» STATED GOAL: Only the number is wanted: how many lines contain the string "JSON"?

++++ PROVIDED RECORDS ++++

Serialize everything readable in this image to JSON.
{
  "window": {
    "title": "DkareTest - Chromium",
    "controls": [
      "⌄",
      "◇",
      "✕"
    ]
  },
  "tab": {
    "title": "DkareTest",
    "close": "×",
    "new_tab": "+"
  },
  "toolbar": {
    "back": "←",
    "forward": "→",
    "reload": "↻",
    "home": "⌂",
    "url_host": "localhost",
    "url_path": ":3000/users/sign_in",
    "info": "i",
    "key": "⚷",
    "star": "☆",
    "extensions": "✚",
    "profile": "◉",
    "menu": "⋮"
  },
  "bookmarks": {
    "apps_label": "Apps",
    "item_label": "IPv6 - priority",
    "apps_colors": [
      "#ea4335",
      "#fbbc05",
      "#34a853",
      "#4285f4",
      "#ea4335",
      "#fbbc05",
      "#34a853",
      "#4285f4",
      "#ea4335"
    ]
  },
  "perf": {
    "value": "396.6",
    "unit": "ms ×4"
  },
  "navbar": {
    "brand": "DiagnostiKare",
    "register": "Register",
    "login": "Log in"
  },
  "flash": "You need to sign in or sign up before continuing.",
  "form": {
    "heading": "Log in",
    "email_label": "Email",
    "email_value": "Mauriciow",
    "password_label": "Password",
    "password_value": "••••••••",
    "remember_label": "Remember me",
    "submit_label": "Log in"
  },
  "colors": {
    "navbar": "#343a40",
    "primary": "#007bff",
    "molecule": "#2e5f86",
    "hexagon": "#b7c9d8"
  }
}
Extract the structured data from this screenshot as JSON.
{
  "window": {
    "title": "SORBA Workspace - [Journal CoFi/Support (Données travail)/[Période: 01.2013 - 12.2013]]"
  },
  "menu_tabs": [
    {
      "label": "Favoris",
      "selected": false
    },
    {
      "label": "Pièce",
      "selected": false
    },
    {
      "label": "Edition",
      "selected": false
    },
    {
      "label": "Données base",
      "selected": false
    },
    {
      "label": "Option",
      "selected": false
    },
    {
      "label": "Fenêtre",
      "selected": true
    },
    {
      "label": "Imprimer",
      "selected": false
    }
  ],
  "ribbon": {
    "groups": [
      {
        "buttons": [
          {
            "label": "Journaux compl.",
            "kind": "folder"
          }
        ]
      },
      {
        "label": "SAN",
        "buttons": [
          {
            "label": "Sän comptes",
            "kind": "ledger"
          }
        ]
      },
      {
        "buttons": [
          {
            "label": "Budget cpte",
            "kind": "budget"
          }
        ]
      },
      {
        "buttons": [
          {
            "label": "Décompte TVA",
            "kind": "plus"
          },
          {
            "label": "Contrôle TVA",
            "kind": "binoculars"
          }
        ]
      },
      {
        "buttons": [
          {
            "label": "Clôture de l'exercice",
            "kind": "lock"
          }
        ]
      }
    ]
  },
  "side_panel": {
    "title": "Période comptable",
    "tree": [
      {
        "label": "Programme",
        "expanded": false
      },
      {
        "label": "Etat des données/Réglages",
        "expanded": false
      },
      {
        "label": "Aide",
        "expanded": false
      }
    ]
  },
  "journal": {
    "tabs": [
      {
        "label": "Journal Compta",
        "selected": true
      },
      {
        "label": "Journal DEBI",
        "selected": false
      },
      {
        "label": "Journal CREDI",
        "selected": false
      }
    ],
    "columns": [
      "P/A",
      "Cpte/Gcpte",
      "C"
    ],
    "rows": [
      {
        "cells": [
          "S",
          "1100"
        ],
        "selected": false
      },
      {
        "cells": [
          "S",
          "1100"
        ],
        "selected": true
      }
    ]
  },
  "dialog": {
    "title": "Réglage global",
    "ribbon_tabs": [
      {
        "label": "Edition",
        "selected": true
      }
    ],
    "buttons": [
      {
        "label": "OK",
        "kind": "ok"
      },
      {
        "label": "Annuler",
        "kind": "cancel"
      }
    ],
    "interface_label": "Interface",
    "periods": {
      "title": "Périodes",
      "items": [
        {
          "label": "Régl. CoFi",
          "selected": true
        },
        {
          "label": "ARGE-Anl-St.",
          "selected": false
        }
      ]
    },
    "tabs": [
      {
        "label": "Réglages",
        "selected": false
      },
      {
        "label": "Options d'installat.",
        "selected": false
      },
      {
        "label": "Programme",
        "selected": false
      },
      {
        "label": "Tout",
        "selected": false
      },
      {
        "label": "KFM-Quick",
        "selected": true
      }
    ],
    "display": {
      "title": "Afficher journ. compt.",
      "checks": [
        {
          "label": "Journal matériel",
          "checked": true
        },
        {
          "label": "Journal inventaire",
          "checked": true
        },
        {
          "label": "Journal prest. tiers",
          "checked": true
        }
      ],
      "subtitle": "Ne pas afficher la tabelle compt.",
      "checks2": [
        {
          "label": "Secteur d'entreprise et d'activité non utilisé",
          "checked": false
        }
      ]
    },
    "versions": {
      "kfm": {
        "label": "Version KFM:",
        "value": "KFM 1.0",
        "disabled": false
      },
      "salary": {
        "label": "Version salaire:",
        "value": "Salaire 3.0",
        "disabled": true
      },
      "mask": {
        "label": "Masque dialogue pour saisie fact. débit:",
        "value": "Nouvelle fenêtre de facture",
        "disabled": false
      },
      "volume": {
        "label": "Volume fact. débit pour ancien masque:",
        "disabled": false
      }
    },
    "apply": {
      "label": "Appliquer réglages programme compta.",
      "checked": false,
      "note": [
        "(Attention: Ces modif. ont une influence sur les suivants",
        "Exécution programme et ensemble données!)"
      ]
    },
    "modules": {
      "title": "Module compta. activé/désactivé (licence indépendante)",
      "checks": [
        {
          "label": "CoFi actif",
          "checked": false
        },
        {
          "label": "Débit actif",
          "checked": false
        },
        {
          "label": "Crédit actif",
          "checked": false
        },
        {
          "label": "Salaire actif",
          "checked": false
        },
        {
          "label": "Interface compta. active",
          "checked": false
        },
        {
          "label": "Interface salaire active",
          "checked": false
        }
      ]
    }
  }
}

++++

» THE RESPONSE: 2